"""
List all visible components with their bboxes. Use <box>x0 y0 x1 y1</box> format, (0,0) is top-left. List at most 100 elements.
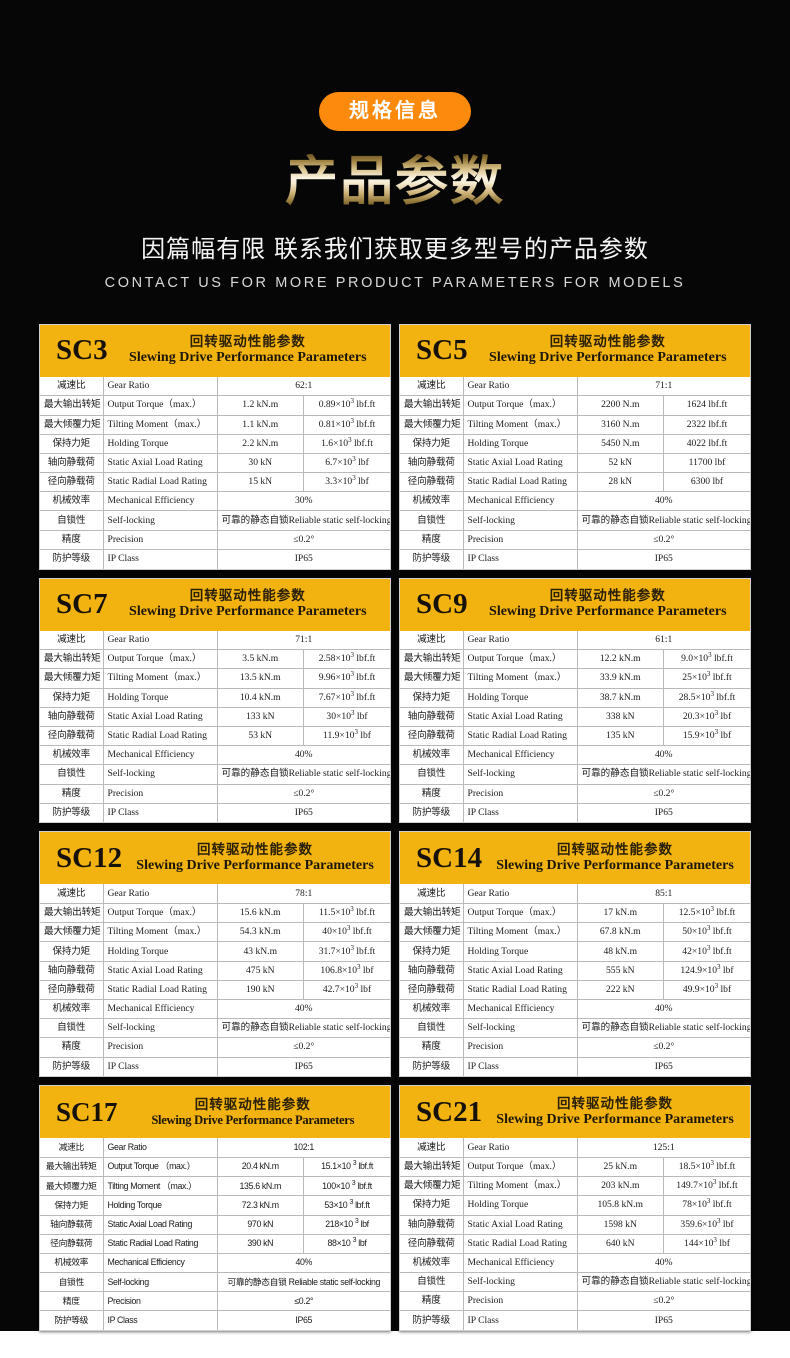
row-label-en: Output Torque （max.） <box>103 1157 218 1178</box>
table-row: 最大输出转矩 Output Torque（max.） 25 kN.m 18.5×103… <box>400 1157 750 1178</box>
row-value-imperial: 12.5×103 lbf.ft <box>663 903 750 924</box>
row-label-cn: 径向静载荷 <box>400 726 464 747</box>
table-row: 精度 Precision ≤0.2° <box>40 1037 390 1058</box>
row-value-efficiency: 40% <box>217 999 390 1020</box>
card-title-cn: 回转驱动性能参数 <box>549 334 666 350</box>
row-value-precision: ≤0.2° <box>577 1037 750 1058</box>
exponent: 3 <box>706 924 711 933</box>
table-row: 减速比 Gear Ratio 85:1 <box>400 884 750 905</box>
table-row: 防护等级 IP Class IP65 <box>400 549 750 569</box>
card-title-cn: 回转驱动性能参数 <box>189 588 306 604</box>
row-label-en: Static Radial Load Rating <box>463 472 578 493</box>
row-label-en: Holding Torque <box>463 941 578 962</box>
row-value-imperial: 30×103 lbf <box>303 707 390 727</box>
row-label-cn: 保持力矩 <box>40 1195 104 1216</box>
row-value-gear-ratio: 78:1 <box>217 884 390 905</box>
exponent: 3 <box>351 1179 356 1187</box>
table-row: 自锁性 Self-locking 可靠的静态自锁Reliable static se… <box>40 510 390 531</box>
row-label-en: Precision <box>463 1291 578 1312</box>
row-value-efficiency: 40% <box>577 745 750 766</box>
row-value-imperial: 15.9×103 lbf <box>663 726 750 747</box>
row-value-imperial: 78×103 lbf.ft <box>663 1195 750 1216</box>
row-label-en: Static Radial Load Rating <box>463 1234 578 1254</box>
row-label-cn: 防护等级 <box>400 1310 464 1331</box>
row-value-metric: 13.5 kN.m <box>217 668 304 689</box>
table-row: 径向静载荷 Static Radial Load Rating 190 kN 42.7… <box>40 980 390 1001</box>
table-row: 自锁性 Self-locking 可靠的静态自锁Reliable static se… <box>40 764 390 785</box>
card-header: SC5 回转驱动性能参数 Slewing Drive Performance Par… <box>400 324 750 377</box>
table-row: 减速比 Gear Ratio 78:1 <box>40 884 390 905</box>
row-label-en: Tilting Moment（max.） <box>463 415 578 435</box>
card-header-titles: 回转驱动性能参数 Slewing Drive Performance Parame… <box>114 588 386 620</box>
row-label-en: Static Axial Load Rating <box>463 453 578 474</box>
row-value-gear-ratio: 71:1 <box>577 376 750 397</box>
row-label-cn: 保持力矩 <box>400 688 464 708</box>
row-value-metric: 28 kN <box>577 472 664 493</box>
row-label-en: Tilting Moment （max.） <box>103 1176 218 1197</box>
table-row: 径向静载荷 Static Radial Load Rating 135 kN 15.9… <box>400 726 750 747</box>
row-value-imperial: 9.96×103 lbf.ft <box>303 668 390 689</box>
card-title-cn: 回转驱动性能参数 <box>549 588 666 604</box>
card-header: SC3 回转驱动性能参数 Slewing Drive Performance Par… <box>40 324 390 377</box>
row-label-en: Gear Ratio <box>463 1138 578 1158</box>
card-title-en: Slewing Drive Performance Parameters <box>496 858 734 874</box>
exponent: 3 <box>710 1158 714 1167</box>
row-label-en: Static Axial Load Rating <box>103 1215 218 1235</box>
exponent: 3 <box>708 651 712 660</box>
row-label-en: Self-locking <box>103 1018 218 1039</box>
row-label-en: Precision <box>103 530 218 550</box>
row-label-en: Self-locking <box>103 1272 218 1293</box>
row-label-en: IP Class <box>103 1310 218 1331</box>
row-label-en: Holding Torque <box>463 1195 578 1216</box>
spec-card-sc21: SC21 回转驱动性能参数 Slewing Drive Performance Pa… <box>399 1085 751 1332</box>
row-label-en: Static Radial Load Rating <box>103 472 218 493</box>
card-header: SC14 回转驱动性能参数 Slewing Drive Performance Pa… <box>400 832 750 885</box>
row-label-cn: 自锁性 <box>40 764 104 785</box>
row-label-cn: 减速比 <box>40 376 104 397</box>
spec-card-sc3: SC3 回转驱动性能参数 Slewing Drive Performance Par… <box>39 323 391 570</box>
table-row: 最大倾覆力矩 Tilting Moment（max.） 13.5 kN.m 9.96×… <box>40 668 390 689</box>
card-header-titles: 回转驱动性能参数 Slewing Drive Performance Parame… <box>474 334 746 366</box>
table-row: 防护等级 IP Class IP65 <box>400 1310 750 1331</box>
row-value-gear-ratio: 85:1 <box>577 884 750 905</box>
row-value-imperial: 6.7×103 lbf <box>303 453 390 474</box>
row-value-metric: 15.6 kN.m <box>217 903 304 924</box>
model-name: SC5 <box>416 334 468 367</box>
row-value-self-locking: 可靠的静态自锁Reliable static self-locking <box>217 1018 390 1039</box>
row-value-self-locking: 可靠的静态自锁Reliable static self-locking <box>577 1272 750 1293</box>
table-row: 自锁性 Self-locking 可靠的静态自锁 Reliable static s… <box>40 1272 390 1293</box>
row-label-en: Gear Ratio <box>463 630 578 651</box>
table-row: 减速比 Gear Ratio 61:1 <box>400 630 750 651</box>
row-label-en: Mechanical Efficiency <box>103 999 218 1020</box>
row-label-en: Mechanical Efficiency <box>463 745 578 766</box>
row-label-en: Gear Ratio <box>103 1138 218 1158</box>
row-value-metric: 1.1 kN.m <box>217 415 304 435</box>
row-label-cn: 最大输出转矩 <box>400 903 464 924</box>
row-label-cn: 精度 <box>40 784 104 804</box>
row-label-cn: 防护等级 <box>40 1057 104 1077</box>
row-label-en: Gear Ratio <box>463 884 578 905</box>
table-row: 径向静载荷 Static Radial Load Rating 390 kN 88×1… <box>40 1234 390 1254</box>
table-row: 自锁性 Self-locking 可靠的静态自锁Reliable static se… <box>400 764 750 785</box>
table-row: 减速比 Gear Ratio 125:1 <box>400 1138 750 1158</box>
row-value-imperial: 2.58×103 lbf.ft <box>303 649 390 670</box>
card-header-titles: 回转驱动性能参数 Slewing Drive Performance Parame… <box>474 588 746 620</box>
table-row: 精度 Precision ≤0.2° <box>400 530 750 550</box>
exponent: 3 <box>350 689 354 698</box>
card-title-en: Slewing Drive Performance Parameters <box>136 858 374 874</box>
row-value-metric: 72.3 kN.m <box>217 1195 304 1216</box>
row-value-metric: 135.6 kN.m <box>217 1176 304 1197</box>
row-label-cn: 径向静载荷 <box>400 1234 464 1254</box>
row-label-cn: 径向静载荷 <box>400 980 464 1001</box>
row-value-efficiency: 30% <box>217 491 390 512</box>
table-row: 机械效率 Mechanical Efficiency 40% <box>400 491 750 512</box>
spec-table: 减速比 Gear Ratio 78:1 最大输出转矩 Output Torque（max… <box>40 884 390 1077</box>
row-label-en: Static Axial Load Rating <box>103 453 218 474</box>
hero-subtitle-en: CONTACT US FOR MORE PRODUCT PARAMETERS F… <box>104 274 686 291</box>
exponent: 3 <box>354 981 359 990</box>
row-label-en: Static Axial Load Rating <box>103 707 218 727</box>
row-value-metric: 43 kN.m <box>217 941 304 962</box>
row-label-en: Output Torque（max.） <box>103 395 218 416</box>
card-header: SC17 回转驱动性能参数 Slewing Drive Performance Pa… <box>40 1086 390 1139</box>
exponent: 3 <box>717 1216 721 1225</box>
"""
Request |
Please copy out every line of the material above word for word, leaving out the pictures.

Expected answer |
List all visible components with their bboxes. Use <box>x0 y0 x1 y1</box> format, (0,0) is top-left. List at most 100 elements.
row-label-en: Output Torque （max.） <box>103 1157 218 1178</box>
table-row: 最大输出转矩 Output Torque（max.） 25 kN.m 18.5×103… <box>400 1157 750 1178</box>
row-value-imperial: 12.5×103 lbf.ft <box>663 903 750 924</box>
row-label-cn: 径向静载荷 <box>400 726 464 747</box>
table-row: 精度 Precision ≤0.2° <box>40 1037 390 1058</box>
row-value-efficiency: 40% <box>217 999 390 1020</box>
card-title-cn: 回转驱动性能参数 <box>549 334 666 350</box>
row-value-precision: ≤0.2° <box>577 1037 750 1058</box>
exponent: 3 <box>706 924 711 933</box>
table-row: 减速比 Gear Ratio 85:1 <box>400 884 750 905</box>
table-row: 防护等级 IP Class IP65 <box>400 549 750 569</box>
card-title-cn: 回转驱动性能参数 <box>189 588 306 604</box>
row-label-en: Static Radial Load Rating <box>463 472 578 493</box>
row-label-en: Holding Torque <box>463 941 578 962</box>
row-value-imperial: 30×103 lbf <box>303 707 390 727</box>
row-label-cn: 保持力矩 <box>40 1195 104 1216</box>
row-value-gear-ratio: 78:1 <box>217 884 390 905</box>
exponent: 3 <box>351 1179 356 1187</box>
table-row: 自锁性 Self-locking 可靠的静态自锁Reliable static se… <box>40 510 390 531</box>
row-label-en: Precision <box>463 1291 578 1312</box>
row-value-efficiency: 40% <box>577 745 750 766</box>
row-value-imperial: 15.9×103 lbf <box>663 726 750 747</box>
row-value-imperial: 78×103 lbf.ft <box>663 1195 750 1216</box>
row-label-en: Static Radial Load Rating <box>463 1234 578 1254</box>
row-label-cn: 防护等级 <box>400 1310 464 1331</box>
row-value-metric: 13.5 kN.m <box>217 668 304 689</box>
table-row: 径向静载荷 Static Radial Load Rating 190 kN 42.7… <box>40 980 390 1001</box>
table-row: 自锁性 Self-locking 可靠的静态自锁Reliable static se… <box>40 764 390 785</box>
card-header: SC5 回转驱动性能参数 Slewing Drive Performance Par… <box>400 324 750 377</box>
table-row: 减速比 Gear Ratio 78:1 <box>40 884 390 905</box>
row-label-en: Tilting Moment（max.） <box>463 415 578 435</box>
card-header-titles: 回转驱动性能参数 Slewing Drive Performance Parame… <box>114 588 386 620</box>
row-label-en: Static Axial Load Rating <box>463 453 578 474</box>
row-value-gear-ratio: 71:1 <box>577 376 750 397</box>
row-label-cn: 保持力矩 <box>400 688 464 708</box>
row-value-metric: 28 kN <box>577 472 664 493</box>
row-label-en: Tilting Moment （max.） <box>103 1176 218 1197</box>
table-row: 径向静载荷 Static Radial Load Rating 135 kN 15.9… <box>400 726 750 747</box>
row-value-imperial: 9.96×103 lbf.ft <box>303 668 390 689</box>
card-title-cn: 回转驱动性能参数 <box>549 588 666 604</box>
card-header: SC3 回转驱动性能参数 Slewing Drive Performance Par… <box>40 324 390 377</box>
row-label-en: Gear Ratio <box>463 1138 578 1158</box>
card-title-en: Slewing Drive Performance Parameters <box>496 858 734 874</box>
exponent: 3 <box>710 1158 714 1167</box>
row-label-en: Static Axial Load Rating <box>103 1215 218 1235</box>
exponent: 3 <box>708 651 712 660</box>
row-label-en: Self-locking <box>103 1018 218 1039</box>
row-label-en: Precision <box>103 530 218 550</box>
row-label-en: Self-locking <box>103 1272 218 1293</box>
row-label-en: IP Class <box>103 1310 218 1331</box>
row-label-en: Holding Torque <box>463 1195 578 1216</box>
spec-card-sc21: SC21 回转驱动性能参数 Slewing Drive Performance Pa… <box>399 1085 751 1332</box>
row-label-en: Static Radial Load Rating <box>103 472 218 493</box>
card-header: SC14 回转驱动性能参数 Slewing Drive Performance Pa… <box>400 832 750 885</box>
row-label-cn: 自锁性 <box>40 764 104 785</box>
row-label-cn: 减速比 <box>40 376 104 397</box>
spec-card-sc3: SC3 回转驱动性能参数 Slewing Drive Performance Par… <box>39 323 391 570</box>
table-row: 最大倾覆力矩 Tilting Moment（max.） 13.5 kN.m 9.96×… <box>40 668 390 689</box>
card-header-titles: 回转驱动性能参数 Slewing Drive Performance Parame… <box>474 334 746 366</box>
table-row: 防护等级 IP Class IP65 <box>400 1310 750 1331</box>
row-value-gear-ratio: 85:1 <box>577 884 750 905</box>
row-value-imperial: 6.7×103 lbf <box>303 453 390 474</box>
row-value-metric: 15.6 kN.m <box>217 903 304 924</box>
model-name: SC5 <box>416 334 468 367</box>
row-value-self-locking: 可靠的静态自锁Reliable static self-locking <box>217 1018 390 1039</box>
row-value-self-locking: 可靠的静态自锁Reliable static self-locking <box>577 1272 750 1293</box>
table-row: 自锁性 Self-locking 可靠的静态自锁 Reliable static s… <box>40 1272 390 1293</box>
row-label-en: Gear Ratio <box>463 630 578 651</box>
table-row: 减速比 Gear Ratio 61:1 <box>400 630 750 651</box>
row-label-en: Mechanical Efficiency <box>103 999 218 1020</box>
row-label-en: Mechanical Efficiency <box>463 745 578 766</box>
row-label-en: Gear Ratio <box>103 1138 218 1158</box>
row-value-metric: 1.1 kN.m <box>217 415 304 435</box>
row-label-cn: 最大输出转矩 <box>400 903 464 924</box>
row-label-cn: 精度 <box>40 784 104 804</box>
row-label-cn: 防护等级 <box>40 1057 104 1077</box>
row-label-en: Gear Ratio <box>463 884 578 905</box>
table-row: 径向静载荷 Static Radial Load Rating 390 kN 88×1… <box>40 1234 390 1254</box>
table-row: 自锁性 Self-locking 可靠的静态自锁Reliable static se… <box>400 764 750 785</box>
table-row: 减速比 Gear Ratio 125:1 <box>400 1138 750 1158</box>
row-value-imperial: 2.58×103 lbf.ft <box>303 649 390 670</box>
card-header-titles: 回转驱动性能参数 Slewing Drive Performance Parame… <box>474 588 746 620</box>
table-row: 精度 Precision ≤0.2° <box>400 530 750 550</box>
exponent: 3 <box>350 689 354 698</box>
card-title-en: Slewing Drive Performance Parameters <box>136 858 374 874</box>
row-value-metric: 72.3 kN.m <box>217 1195 304 1216</box>
row-value-metric: 135.6 kN.m <box>217 1176 304 1197</box>
row-label-cn: 径向静载荷 <box>400 1234 464 1254</box>
row-label-cn: 径向静载荷 <box>400 980 464 1001</box>
row-value-efficiency: 30% <box>217 491 390 512</box>
table-row: 机械效率 Mechanical Efficiency 40% <box>400 491 750 512</box>
spec-table: 减速比 Gear Ratio 78:1 最大输出转矩 Output Torque（max… <box>40 884 390 1077</box>
row-label-en: Static Axial Load Rating <box>103 453 218 474</box>
hero-subtitle-en: CONTACT US FOR MORE PRODUCT PARAMETERS F… <box>104 274 686 291</box>
exponent: 3 <box>354 981 359 990</box>
row-label-en: Static Axial Load Rating <box>103 707 218 727</box>
row-value-metric: 43 kN.m <box>217 941 304 962</box>
row-label-en: Output Torque（max.） <box>103 395 218 416</box>
card-header: SC17 回转驱动性能参数 Slewing Drive Performance Pa… <box>40 1086 390 1139</box>
exponent: 3 <box>717 1216 721 1225</box>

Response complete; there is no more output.